La profesora ha añadido que «al contrario de lo que se puede pensar, el consumo de una comida con las características mencionadas más arriba puede alterar la microbiota intestinal en un breve periodo de tiempo, en las siguientes 48 horas. Claro que si este tipo de consumo es ocasional, el efecto es fácilmente reversible».
Al contrario de la dieta occidental, «la dieta mediterránea, caracterizada por un consumo elevado de cereales, verduras, frutas, legumbres, nueces y aceite de oliva y un consumo moderado de pescado y pollo, ha demostrado aumentar la diversidad de la microbiota intestinal y favorecer el crecimiento y la actividad de los microorganismos que son beneficiosos para la salud», ha asegurado.
La profesora ha aseverado que «este tipo de dieta ayuda a controlar el peso y a regular de forma adecuada el metabolismo, disminuyendo así el riesgo de sufrir enfermedades crónicas». Por tanto, «sus efectos beneficiosos sobre la microbiota intestinal probablemente sean en parte responsables de los efectos beneficiosos sobre la salud gastrointestinal y sobre el buen funcionamiento cerebral, cognitivo y afectivo, aunque las evidencias disponibles hasta la fecha todavía no permiten confirmar una relación de causalidad», ha apuntado.
Las evidencias también indican, según la docente, que «en condiciones patológicas como las mencionadas anteriormente, la suplementación con prebióticos y probióticos puede resultar altamente beneficiosa para la salud del intestino y del cerebro».
Además, según ha afirmado Atienza, el hecho de que exista una comunicación tan estrecha entre el intestino y el cerebro «es lo que explica que las enfermedades del sistema gastrointestinal y las enfermedades metabólicas coexistan con enfermedades psiquiátricas y enfermedades neurodegenerativas».
«De hecho, es frecuente que las personas que sufren trastornos de ansiedad y depresión presenten también trastornos gastrointestinales y metabólicos, y viceversa, que las personas que sufren síndrome de intestino irritable, diabetes tipo 2 o síndrome metabólico tengan una mayor probabilidad de sufrir trastornos de la conducta alimentaria, depresión y enfermedad de Alzheimer», ha apuntado.

Comprueba tu comprensión
• a. Responde a estas preguntas sobre el fragmento acerca de la microbiota intestinal:
(i) ¿En qué plazo puede alterar la microbiota intestinal una comida con las características mencionadas?
(ii) ¿Qué alimentos se consumen de forma moderada en la dieta mediterránea?
(iii) Según Atienza, ¿con qué enfermedades coexisten las enfermedades del sistema gastrointestinal y las metabólicas?
• b. Escribe una continuación del fragmento acerca de la microbiota intestinal a partir de su último párrafo.

Datos de detección de la disposición del documento
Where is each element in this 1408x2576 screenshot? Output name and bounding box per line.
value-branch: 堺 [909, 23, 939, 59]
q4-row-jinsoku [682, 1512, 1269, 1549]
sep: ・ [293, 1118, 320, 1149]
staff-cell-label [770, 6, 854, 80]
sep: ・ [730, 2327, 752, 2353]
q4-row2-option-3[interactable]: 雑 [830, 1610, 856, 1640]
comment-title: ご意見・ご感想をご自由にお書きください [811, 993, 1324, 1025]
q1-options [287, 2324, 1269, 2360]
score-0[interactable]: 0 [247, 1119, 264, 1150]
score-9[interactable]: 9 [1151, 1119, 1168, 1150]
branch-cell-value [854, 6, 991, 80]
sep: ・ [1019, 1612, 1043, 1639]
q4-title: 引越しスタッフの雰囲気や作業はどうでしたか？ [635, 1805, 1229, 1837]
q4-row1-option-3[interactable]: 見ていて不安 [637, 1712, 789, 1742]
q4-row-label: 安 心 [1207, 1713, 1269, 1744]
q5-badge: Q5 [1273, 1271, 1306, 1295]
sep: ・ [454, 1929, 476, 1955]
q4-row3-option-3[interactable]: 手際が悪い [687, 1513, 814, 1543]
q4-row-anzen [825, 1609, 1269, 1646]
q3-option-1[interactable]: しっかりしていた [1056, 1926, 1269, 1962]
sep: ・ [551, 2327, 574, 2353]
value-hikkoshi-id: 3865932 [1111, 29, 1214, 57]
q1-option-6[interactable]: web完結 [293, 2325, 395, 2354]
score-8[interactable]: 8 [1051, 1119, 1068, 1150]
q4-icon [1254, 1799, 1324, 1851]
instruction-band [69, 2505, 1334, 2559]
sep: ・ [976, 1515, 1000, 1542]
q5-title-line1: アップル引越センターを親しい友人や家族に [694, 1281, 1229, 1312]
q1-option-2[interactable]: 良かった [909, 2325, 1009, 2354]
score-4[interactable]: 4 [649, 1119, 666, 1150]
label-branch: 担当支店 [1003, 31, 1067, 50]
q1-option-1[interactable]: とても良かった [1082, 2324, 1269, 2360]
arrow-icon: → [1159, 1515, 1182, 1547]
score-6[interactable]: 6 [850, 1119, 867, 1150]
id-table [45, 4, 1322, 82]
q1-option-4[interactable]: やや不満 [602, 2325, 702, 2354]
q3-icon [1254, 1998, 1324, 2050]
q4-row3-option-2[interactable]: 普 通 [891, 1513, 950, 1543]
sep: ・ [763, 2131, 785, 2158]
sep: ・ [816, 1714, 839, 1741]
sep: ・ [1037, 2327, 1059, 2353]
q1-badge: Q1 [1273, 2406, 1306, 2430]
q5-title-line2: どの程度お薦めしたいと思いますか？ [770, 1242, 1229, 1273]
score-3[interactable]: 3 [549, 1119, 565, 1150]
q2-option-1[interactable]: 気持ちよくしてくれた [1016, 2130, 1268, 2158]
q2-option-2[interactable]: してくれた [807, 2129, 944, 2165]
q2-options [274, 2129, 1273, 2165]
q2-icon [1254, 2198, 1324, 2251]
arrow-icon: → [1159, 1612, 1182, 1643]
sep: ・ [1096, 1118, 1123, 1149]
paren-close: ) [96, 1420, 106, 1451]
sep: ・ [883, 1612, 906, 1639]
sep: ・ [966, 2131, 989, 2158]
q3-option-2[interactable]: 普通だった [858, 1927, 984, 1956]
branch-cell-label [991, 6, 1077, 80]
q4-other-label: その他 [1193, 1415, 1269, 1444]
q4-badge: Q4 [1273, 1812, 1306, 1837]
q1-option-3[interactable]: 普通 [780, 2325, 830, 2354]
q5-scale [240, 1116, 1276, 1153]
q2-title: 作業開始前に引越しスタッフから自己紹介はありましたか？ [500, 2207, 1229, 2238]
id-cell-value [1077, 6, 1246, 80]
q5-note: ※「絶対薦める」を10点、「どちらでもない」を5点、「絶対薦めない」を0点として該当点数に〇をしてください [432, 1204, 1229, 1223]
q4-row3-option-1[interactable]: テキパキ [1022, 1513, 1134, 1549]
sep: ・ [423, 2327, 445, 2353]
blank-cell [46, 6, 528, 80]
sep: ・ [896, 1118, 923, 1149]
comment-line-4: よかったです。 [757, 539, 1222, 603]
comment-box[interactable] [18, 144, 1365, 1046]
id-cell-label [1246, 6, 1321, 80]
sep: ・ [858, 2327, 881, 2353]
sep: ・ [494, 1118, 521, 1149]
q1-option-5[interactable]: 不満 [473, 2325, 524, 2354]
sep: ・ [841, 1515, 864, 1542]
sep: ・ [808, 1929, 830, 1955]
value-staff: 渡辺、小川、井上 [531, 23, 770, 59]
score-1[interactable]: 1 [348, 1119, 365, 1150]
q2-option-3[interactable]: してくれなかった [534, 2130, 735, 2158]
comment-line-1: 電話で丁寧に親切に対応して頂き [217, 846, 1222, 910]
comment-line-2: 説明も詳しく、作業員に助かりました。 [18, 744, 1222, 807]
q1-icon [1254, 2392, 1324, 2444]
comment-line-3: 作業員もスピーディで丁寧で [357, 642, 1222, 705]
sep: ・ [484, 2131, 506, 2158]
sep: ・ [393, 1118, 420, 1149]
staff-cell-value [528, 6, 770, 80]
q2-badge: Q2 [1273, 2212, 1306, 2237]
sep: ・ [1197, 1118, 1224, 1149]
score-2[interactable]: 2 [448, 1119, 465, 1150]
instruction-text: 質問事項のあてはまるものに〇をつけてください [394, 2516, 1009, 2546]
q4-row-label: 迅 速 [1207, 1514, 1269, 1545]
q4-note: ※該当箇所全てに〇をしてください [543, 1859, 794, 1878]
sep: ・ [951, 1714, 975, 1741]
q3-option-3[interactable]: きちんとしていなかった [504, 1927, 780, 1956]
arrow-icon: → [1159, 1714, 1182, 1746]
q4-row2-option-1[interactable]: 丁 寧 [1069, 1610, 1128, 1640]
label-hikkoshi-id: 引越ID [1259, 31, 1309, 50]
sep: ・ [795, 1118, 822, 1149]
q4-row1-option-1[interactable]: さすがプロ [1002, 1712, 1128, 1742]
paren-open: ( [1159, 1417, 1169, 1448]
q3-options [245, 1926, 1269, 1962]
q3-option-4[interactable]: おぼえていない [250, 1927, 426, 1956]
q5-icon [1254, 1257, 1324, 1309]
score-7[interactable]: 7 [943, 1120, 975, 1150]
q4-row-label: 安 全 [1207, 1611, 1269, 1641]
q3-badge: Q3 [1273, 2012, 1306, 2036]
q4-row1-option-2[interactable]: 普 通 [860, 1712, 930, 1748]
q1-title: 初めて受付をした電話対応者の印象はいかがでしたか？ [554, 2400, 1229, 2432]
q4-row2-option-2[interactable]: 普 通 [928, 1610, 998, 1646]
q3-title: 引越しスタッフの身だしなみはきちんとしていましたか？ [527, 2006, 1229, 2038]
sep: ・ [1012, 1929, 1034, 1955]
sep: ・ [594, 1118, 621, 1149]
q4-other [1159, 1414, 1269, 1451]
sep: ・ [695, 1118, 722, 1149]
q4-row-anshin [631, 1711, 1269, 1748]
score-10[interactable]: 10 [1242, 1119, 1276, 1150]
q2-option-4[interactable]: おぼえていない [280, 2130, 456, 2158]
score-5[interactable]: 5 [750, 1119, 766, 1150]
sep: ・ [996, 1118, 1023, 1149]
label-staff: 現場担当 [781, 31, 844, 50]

Lista de respuestas
• a.
(i) En las siguientes 48 horas.
(ii) El pescado y el pollo.
(iii) Con enfermedades psiquiátricas y enfermedades neurodegenerativas.

• b.
En relación al papel que desempeñan las emociones en la relación entre el cerebro y el intestino, la profesora ha asegurado que las emociones negativas, al igual que los estímulos estresantes, activan el eje hipotálamo-hipofisiario-adrenal. «Esta activación incrementa los niveles de cortisol, los cuales pueden alterar la motilidad intestinal, de ahí que sintamos que tenemos los nervios en el estómago, y la microbiota intestinal», ha explicado.
Al hilo de este asunto, la profesora ha continuado explicando que «si las emociones negativas y los estímulos estresantes persisten y el eje permanece activo mucho tiempo, el sistema inmune terminará viéndose afectado igualmente, con sus consiguientes efectos negativos sobre la salud». Para ella «la buena noticia es que si la microbiota intestinal goza de buena salud, puede contribuir a inhibir la liberación de cortisol y aliviar así las emociones negativas y la ansiedad asociada a las situaciones de estrés».
Para prevenir los problemas de salud relacionados con esta conexión, Atienza ha recomendado mantener un estilo de vida saludable. Y es que, «tan importante como la dieta lo es aumentar la actividad física, hacer ejercicio, mantener rutinas que ayuden a sincronizar los ritmos biológicos, adoptar estrategias adecuadas de afrontamiento del estrés y aumentar las relaciones sociales. Todos estos hábitos, además de contribuir a aumentar el tono parasimpático, inclinan la balanza a favor de las bacterias beneficiosas en detrimento de las bacterias nocivas con el consiguiente beneficio sobre la salud», ha argumentado.
Para finalizar, la profesora ha concluido afirmando que también «es importante que la mejora de la composición de la microbiota intestinal puede contribuir a mantener el buen funcionamiento de los relojes biológicos así como a potenciar las relaciones sociales, dos hechos que cobran especial importancia al final de la vida».